— start DATASET EXCERPTS —

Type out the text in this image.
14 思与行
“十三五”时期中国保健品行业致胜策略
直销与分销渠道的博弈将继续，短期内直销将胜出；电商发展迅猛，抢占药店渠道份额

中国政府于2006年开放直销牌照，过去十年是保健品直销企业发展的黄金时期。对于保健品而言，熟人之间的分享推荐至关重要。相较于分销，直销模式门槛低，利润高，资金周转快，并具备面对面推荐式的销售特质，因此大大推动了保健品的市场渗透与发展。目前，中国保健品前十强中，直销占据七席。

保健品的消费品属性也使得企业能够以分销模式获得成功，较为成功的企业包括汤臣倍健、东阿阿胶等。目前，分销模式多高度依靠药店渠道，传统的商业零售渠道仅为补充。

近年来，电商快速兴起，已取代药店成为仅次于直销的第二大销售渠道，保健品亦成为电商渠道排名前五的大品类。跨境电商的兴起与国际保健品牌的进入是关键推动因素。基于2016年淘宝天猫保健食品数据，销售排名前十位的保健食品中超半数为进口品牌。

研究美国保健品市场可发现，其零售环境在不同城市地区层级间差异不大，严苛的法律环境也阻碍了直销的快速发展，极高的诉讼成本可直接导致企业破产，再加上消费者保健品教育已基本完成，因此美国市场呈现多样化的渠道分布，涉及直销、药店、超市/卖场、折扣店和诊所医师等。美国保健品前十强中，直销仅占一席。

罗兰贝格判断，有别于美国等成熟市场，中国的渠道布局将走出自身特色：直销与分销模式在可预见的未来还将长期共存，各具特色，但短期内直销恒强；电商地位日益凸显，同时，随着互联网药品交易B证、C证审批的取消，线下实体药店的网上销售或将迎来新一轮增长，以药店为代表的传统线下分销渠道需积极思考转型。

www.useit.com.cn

— end DATASET EXCERPTS —

**GIVEN INSTRUCTION**
Each record should come back exactly as written.

**OUTPUT**
Type out the text in this image.
14 思与行
“十三五”时期中国保健品行业致胜策略
直销与分销渠道的博弈将继续，短期内直销将胜出；电商发展迅猛，抢占药店渠道份额

中国政府于2006年开放直销牌照，过去十年是保健品直销企业发展的黄金时期。对于保健品而言，熟人之间的分享推荐至关重要。相较于分销，直销模式门槛低，利润高，资金周转快，并具备面对面推荐式的销售特质，因此大大推动了保健品的市场渗透与发展。目前，中国保健品前十强中，直销占据七席。

保健品的消费品属性也使得企业能够以分销模式获得成功，较为成功的企业包括汤臣倍健、东阿阿胶等。目前，分销模式多高度依靠药店渠道，传统的商业零售渠道仅为补充。

近年来，电商快速兴起，已取代药店成为仅次于直销的第二大销售渠道，保健品亦成为电商渠道排名前五的大品类。跨境电商的兴起与国际保健品牌的进入是关键推动因素。基于2016年淘宝天猫保健食品数据，销售排名前十位的保健食品中超半数为进口品牌。

研究美国保健品市场可发现，其零售环境在不同城市地区层级间差异不大，严苛的法律环境也阻碍了直销的快速发展，极高的诉讼成本可直接导致企业破产，再加上消费者保健品教育已基本完成，因此美国市场呈现多样化的渠道分布，涉及直销、药店、超市/卖场、折扣店和诊所医师等。美国保健品前十强中，直销仅占一席。

罗兰贝格判断，有别于美国等成熟市场，中国的渠道布局将走出自身特色：直销与分销模式在可预见的未来还将长期共存，各具特色，但短期内直销恒强；电商地位日益凸显，同时，随着互联网药品交易B证、C证审批的取消，线下实体药店的网上销售或将迎来新一轮增长，以药店为代表的传统线下分销渠道需积极思考转型。

www.useit.com.cn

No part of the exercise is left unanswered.